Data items

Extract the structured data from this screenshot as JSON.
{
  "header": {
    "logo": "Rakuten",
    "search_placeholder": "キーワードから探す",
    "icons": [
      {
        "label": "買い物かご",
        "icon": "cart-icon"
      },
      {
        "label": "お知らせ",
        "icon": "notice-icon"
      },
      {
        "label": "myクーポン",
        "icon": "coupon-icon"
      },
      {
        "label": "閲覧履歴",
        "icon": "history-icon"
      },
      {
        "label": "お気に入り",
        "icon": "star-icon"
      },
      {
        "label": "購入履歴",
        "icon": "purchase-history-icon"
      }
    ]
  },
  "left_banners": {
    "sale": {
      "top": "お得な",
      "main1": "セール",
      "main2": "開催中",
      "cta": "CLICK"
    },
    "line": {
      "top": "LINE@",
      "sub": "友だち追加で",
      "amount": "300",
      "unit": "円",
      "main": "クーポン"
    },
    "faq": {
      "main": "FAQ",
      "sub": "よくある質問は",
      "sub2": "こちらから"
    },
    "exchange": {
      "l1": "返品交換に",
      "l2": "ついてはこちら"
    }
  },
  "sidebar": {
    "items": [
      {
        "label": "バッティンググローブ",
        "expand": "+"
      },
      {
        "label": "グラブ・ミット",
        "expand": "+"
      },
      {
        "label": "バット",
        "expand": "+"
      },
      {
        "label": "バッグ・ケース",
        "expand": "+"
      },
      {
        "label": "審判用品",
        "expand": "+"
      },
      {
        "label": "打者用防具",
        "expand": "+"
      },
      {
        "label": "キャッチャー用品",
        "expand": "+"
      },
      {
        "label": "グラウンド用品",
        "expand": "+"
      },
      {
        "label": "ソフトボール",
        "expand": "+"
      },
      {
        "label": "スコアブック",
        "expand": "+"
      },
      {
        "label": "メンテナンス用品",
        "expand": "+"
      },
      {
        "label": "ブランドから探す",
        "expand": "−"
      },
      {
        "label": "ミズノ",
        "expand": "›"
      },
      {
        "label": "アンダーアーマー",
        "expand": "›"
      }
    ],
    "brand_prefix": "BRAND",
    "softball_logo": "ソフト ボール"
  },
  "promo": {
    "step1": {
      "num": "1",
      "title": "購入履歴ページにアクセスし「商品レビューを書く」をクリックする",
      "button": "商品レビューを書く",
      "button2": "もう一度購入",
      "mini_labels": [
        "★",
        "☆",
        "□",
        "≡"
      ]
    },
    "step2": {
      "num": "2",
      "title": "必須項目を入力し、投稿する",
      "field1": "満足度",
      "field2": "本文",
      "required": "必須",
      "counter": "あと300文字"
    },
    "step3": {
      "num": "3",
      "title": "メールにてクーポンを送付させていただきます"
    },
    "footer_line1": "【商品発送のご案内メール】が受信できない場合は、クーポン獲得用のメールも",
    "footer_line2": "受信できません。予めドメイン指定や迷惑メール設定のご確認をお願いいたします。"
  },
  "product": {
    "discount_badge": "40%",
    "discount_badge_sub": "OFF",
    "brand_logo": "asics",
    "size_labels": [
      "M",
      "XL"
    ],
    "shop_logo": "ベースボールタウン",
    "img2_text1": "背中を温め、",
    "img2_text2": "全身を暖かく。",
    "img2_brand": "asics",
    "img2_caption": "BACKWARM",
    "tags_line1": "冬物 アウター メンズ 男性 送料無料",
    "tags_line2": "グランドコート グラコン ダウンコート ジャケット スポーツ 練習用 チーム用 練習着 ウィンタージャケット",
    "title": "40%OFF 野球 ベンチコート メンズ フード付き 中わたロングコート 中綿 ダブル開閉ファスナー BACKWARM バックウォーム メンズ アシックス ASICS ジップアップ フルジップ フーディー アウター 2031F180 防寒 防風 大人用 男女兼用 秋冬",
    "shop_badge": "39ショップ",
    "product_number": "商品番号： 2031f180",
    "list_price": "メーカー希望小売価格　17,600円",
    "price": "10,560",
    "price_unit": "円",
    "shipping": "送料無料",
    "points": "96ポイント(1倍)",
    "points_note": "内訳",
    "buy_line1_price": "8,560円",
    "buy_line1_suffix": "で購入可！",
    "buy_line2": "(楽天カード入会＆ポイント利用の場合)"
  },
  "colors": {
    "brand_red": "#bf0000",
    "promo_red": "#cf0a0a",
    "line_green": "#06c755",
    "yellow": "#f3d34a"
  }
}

What the exercise asks: Give the data again, exactly as it stands.

Answer to this exercise:
Extract the structured data from this screenshot as JSON.
{
  "header": {
    "logo": "Rakuten",
    "search_placeholder": "キーワードから探す",
    "icons": [
      {
        "label": "買い物かご",
        "icon": "cart-icon"
      },
      {
        "label": "お知らせ",
        "icon": "notice-icon"
      },
      {
        "label": "myクーポン",
        "icon": "coupon-icon"
      },
      {
        "label": "閲覧履歴",
        "icon": "history-icon"
      },
      {
        "label": "お気に入り",
        "icon": "star-icon"
      },
      {
        "label": "購入履歴",
        "icon": "purchase-history-icon"
      }
    ]
  },
  "left_banners": {
    "sale": {
      "top": "お得な",
      "main1": "セール",
      "main2": "開催中",
      "cta": "CLICK"
    },
    "line": {
      "top": "LINE@",
      "sub": "友だち追加で",
      "amount": "300",
      "unit": "円",
      "main": "クーポン"
    },
    "faq": {
      "main": "FAQ",
      "sub": "よくある質問は",
      "sub2": "こちらから"
    },
    "exchange": {
      "l1": "返品交換に",
      "l2": "ついてはこちら"
    }
  },
  "sidebar": {
    "items": [
      {
        "label": "バッティンググローブ",
        "expand": "+"
      },
      {
        "label": "グラブ・ミット",
        "expand": "+"
      },
      {
        "label": "バット",
        "expand": "+"
      },
      {
        "label": "バッグ・ケース",
        "expand": "+"
      },
      {
        "label": "審判用品",
        "expand": "+"
      },
      {
        "label": "打者用防具",
        "expand": "+"
      },
      {
        "label": "キャッチャー用品",
        "expand": "+"
      },
      {
        "label": "グラウンド用品",
        "expand": "+"
      },
      {
        "label": "ソフトボール",
        "expand": "+"
      },
      {
        "label": "スコアブック",
        "expand": "+"
      },
      {
        "label": "メンテナンス用品",
        "expand": "+"
      },
      {
        "label": "ブランドから探す",
        "expand": "−"
      },
      {
        "label": "ミズノ",
        "expand": "›"
      },
      {
        "label": "アンダーアーマー",
        "expand": "›"
      }
    ],
    "brand_prefix": "BRAND",
    "softball_logo": "ソフト ボール"
  },
  "promo": {
    "step1": {
      "num": "1",
      "title": "購入履歴ページにアクセスし「商品レビューを書く」をクリックする",
      "button": "商品レビューを書く",
      "button2": "もう一度購入",
      "mini_labels": [
        "★",
        "☆",
        "□",
        "≡"
      ]
    },
    "step2": {
      "num": "2",
      "title": "必須項目を入力し、投稿する",
      "field1": "満足度",
      "field2": "本文",
      "required": "必須",
      "counter": "あと300文字"
    },
    "step3": {
      "num": "3",
      "title": "メールにてクーポンを送付させていただきます"
    },
    "footer_line1": "【商品発送のご案内メール】が受信できない場合は、クーポン獲得用のメールも",
    "footer_line2": "受信できません。予めドメイン指定や迷惑メール設定のご確認をお願いいたします。"
  },
  "product": {
    "discount_badge": "40%",
    "discount_badge_sub": "OFF",
    "brand_logo": "asics",
    "size_labels": [
      "M",
      "XL"
    ],
    "shop_logo": "ベースボールタウン",
    "img2_text1": "背中を温め、",
    "img2_text2": "全身を暖かく。",
    "img2_brand": "asics",
    "img2_caption": "BACKWARM",
    "tags_line1": "冬物 アウター メンズ 男性 送料無料",
    "tags_line2": "グランドコート グラコン ダウンコート ジャケット スポーツ 練習用 チーム用 練習着 ウィンタージャケット",
    "title": "40%OFF 野球 ベンチコート メンズ フード付き 中わたロングコート 中綿 ダブル開閉ファスナー BACKWARM バックウォーム メンズ アシックス ASICS ジップアップ フルジップ フーディー アウター 2031F180 防寒 防風 大人用 男女兼用 秋冬",
    "shop_badge": "39ショップ",
    "product_number": "商品番号： 2031f180",
    "list_price": "メーカー希望小売価格　17,600円",
    "price": "10,560",
    "price_unit": "円",
    "shipping": "送料無料",
    "points": "96ポイント(1倍)",
    "points_note": "内訳",
    "buy_line1_price": "8,560円",
    "buy_line1_suffix": "で購入可！",
    "buy_line2": "(楽天カード入会＆ポイント利用の場合)"
  },
  "colors": {
    "brand_red": "#bf0000",
    "promo_red": "#cf0a0a",
    "line_green": "#06c755",
    "yellow": "#f3d34a"
  }
}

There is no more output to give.